▸ **Data listing**:
═══

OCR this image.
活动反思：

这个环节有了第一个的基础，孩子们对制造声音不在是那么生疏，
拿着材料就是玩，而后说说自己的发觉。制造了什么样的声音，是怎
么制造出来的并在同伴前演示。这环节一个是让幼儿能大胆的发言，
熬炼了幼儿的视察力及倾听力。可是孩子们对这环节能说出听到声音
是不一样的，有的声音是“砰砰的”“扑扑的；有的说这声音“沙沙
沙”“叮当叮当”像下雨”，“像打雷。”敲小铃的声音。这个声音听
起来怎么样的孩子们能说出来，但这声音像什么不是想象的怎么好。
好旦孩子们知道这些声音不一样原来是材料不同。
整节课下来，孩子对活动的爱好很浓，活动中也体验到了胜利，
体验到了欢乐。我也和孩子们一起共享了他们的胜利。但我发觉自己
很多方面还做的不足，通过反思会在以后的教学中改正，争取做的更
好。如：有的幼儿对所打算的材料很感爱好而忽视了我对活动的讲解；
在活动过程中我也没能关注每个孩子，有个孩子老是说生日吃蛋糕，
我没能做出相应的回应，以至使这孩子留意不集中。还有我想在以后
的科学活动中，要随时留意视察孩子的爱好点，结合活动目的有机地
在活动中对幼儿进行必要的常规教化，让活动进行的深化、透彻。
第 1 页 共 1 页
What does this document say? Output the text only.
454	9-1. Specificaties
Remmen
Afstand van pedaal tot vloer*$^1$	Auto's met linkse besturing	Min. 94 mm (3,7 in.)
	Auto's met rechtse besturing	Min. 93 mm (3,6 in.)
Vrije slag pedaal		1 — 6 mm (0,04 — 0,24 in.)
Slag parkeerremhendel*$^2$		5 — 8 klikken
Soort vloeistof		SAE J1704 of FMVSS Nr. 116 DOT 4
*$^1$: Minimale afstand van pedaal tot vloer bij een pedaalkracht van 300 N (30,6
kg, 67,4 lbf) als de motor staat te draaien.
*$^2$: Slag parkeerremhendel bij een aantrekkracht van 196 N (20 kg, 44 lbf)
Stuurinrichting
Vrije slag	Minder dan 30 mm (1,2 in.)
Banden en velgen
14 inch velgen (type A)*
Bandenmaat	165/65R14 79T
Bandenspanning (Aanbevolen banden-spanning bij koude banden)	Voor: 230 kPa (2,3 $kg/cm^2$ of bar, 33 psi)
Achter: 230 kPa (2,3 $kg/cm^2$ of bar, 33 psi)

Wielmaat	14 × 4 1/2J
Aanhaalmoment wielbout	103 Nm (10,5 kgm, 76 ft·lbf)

═══

▸ **Task description**:
Retype exactly the lines from the one containing "What does this" through the last line of the records above, including both.

▸ **Task solution**:
What does this document say? Output the text only.
454	9-1. Specificaties
Remmen
Afstand van pedaal tot vloer*$^1$	Auto's met linkse besturing	Min. 94 mm (3,7 in.)
	Auto's met rechtse besturing	Min. 93 mm (3,6 in.)
Vrije slag pedaal		1 — 6 mm (0,04 — 0,24 in.)
Slag parkeerremhendel*$^2$		5 — 8 klikken
Soort vloeistof		SAE J1704 of FMVSS Nr. 116 DOT 4
*$^1$: Minimale afstand van pedaal tot vloer bij een pedaalkracht van 300 N (30,6
kg, 67,4 lbf) als de motor staat te draaien.
*$^2$: Slag parkeerremhendel bij een aantrekkracht van 196 N (20 kg, 44 lbf)
Stuurinrichting
Vrije slag	Minder dan 30 mm (1,2 in.)
Banden en velgen
14 inch velgen (type A)*
Bandenmaat	165/65R14 79T
Bandenspanning (Aanbevolen banden-spanning bij koude banden)	Voor: 230 kPa (2,3 $kg/cm^2$ of bar, 33 psi)
Achter: 230 kPa (2,3 $kg/cm^2$ of bar, 33 psi)

Wielmaat	14 × 4 1/2J
Aanhaalmoment wielbout	103 Nm (10,5 kgm, 76 ft·lbf)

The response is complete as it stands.